DIRECTIVE —
Each line of the material must be repeated precisely, with the pictures left out.
** START **
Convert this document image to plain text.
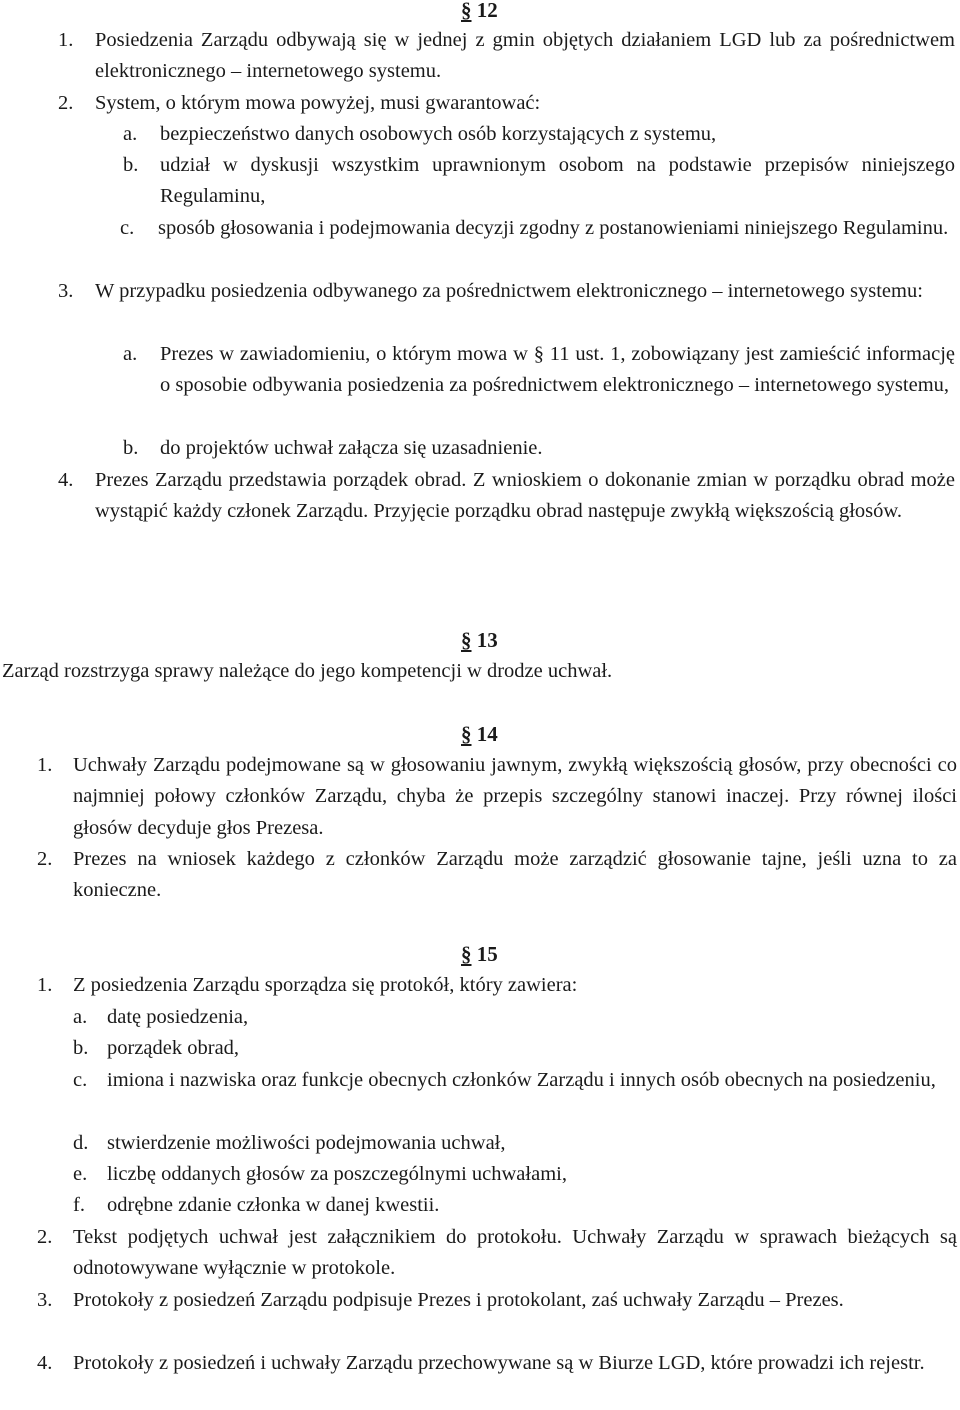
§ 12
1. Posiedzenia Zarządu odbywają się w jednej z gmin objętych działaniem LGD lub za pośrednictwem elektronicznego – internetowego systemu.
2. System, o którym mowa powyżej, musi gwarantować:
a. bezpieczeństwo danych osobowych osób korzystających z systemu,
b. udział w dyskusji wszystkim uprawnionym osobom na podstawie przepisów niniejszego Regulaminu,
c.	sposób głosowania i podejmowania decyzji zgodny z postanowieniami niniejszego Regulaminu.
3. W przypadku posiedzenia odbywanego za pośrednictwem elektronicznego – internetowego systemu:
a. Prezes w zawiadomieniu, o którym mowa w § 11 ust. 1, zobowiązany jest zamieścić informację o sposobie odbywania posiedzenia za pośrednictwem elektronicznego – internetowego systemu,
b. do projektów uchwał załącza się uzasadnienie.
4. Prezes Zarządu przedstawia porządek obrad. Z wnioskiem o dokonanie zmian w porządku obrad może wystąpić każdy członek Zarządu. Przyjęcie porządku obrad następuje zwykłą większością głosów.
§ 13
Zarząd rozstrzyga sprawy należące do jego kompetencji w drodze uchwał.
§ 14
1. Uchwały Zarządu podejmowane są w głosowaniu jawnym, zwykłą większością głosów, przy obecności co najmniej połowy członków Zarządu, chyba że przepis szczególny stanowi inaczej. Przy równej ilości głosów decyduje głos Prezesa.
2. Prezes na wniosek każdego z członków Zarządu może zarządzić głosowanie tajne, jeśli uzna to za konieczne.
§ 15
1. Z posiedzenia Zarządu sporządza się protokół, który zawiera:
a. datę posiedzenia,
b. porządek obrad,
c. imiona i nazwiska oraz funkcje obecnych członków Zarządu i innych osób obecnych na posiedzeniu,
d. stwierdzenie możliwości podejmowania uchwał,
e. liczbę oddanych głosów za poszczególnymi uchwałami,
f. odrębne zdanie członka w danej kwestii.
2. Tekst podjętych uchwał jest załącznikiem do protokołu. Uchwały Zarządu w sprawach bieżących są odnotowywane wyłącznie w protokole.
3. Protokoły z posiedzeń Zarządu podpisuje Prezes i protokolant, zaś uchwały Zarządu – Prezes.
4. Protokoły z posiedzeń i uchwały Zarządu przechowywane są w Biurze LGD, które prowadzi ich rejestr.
** END **
RESPONSE BELOW —
Convert this document image to plain text.
§ 12
1. Posiedzenia Zarządu odbywają się w jednej z gmin objętych działaniem LGD lub za pośrednictwem elektronicznego – internetowego systemu.
2. System, o którym mowa powyżej, musi gwarantować:
a. bezpieczeństwo danych osobowych osób korzystających z systemu,
b. udział w dyskusji wszystkim uprawnionym osobom na podstawie przepisów niniejszego Regulaminu,
c.	sposób głosowania i podejmowania decyzji zgodny z postanowieniami niniejszego Regulaminu.
3. W przypadku posiedzenia odbywanego za pośrednictwem elektronicznego – internetowego systemu:
a. Prezes w zawiadomieniu, o którym mowa w § 11 ust. 1, zobowiązany jest zamieścić informację o sposobie odbywania posiedzenia za pośrednictwem elektronicznego – internetowego systemu,
b. do projektów uchwał załącza się uzasadnienie.
4. Prezes Zarządu przedstawia porządek obrad. Z wnioskiem o dokonanie zmian w porządku obrad może wystąpić każdy członek Zarządu. Przyjęcie porządku obrad następuje zwykłą większością głosów.
§ 13
Zarząd rozstrzyga sprawy należące do jego kompetencji w drodze uchwał.
§ 14
1. Uchwały Zarządu podejmowane są w głosowaniu jawnym, zwykłą większością głosów, przy obecności co najmniej połowy członków Zarządu, chyba że przepis szczególny stanowi inaczej. Przy równej ilości głosów decyduje głos Prezesa.
2. Prezes na wniosek każdego z członków Zarządu może zarządzić głosowanie tajne, jeśli uzna to za konieczne.
§ 15
1. Z posiedzenia Zarządu sporządza się protokół, który zawiera:
a. datę posiedzenia,
b. porządek obrad,
c. imiona i nazwiska oraz funkcje obecnych członków Zarządu i innych osób obecnych na posiedzeniu,
d. stwierdzenie możliwości podejmowania uchwał,
e. liczbę oddanych głosów za poszczególnymi uchwałami,
f. odrębne zdanie członka w danej kwestii.
2. Tekst podjętych uchwał jest załącznikiem do protokołu. Uchwały Zarządu w sprawach bieżących są odnotowywane wyłącznie w protokole.
3. Protokoły z posiedzeń Zarządu podpisuje Prezes i protokolant, zaś uchwały Zarządu – Prezes.
4. Protokoły z posiedzeń i uchwały Zarządu przechowywane są w Biurze LGD, które prowadzi ich rejestr.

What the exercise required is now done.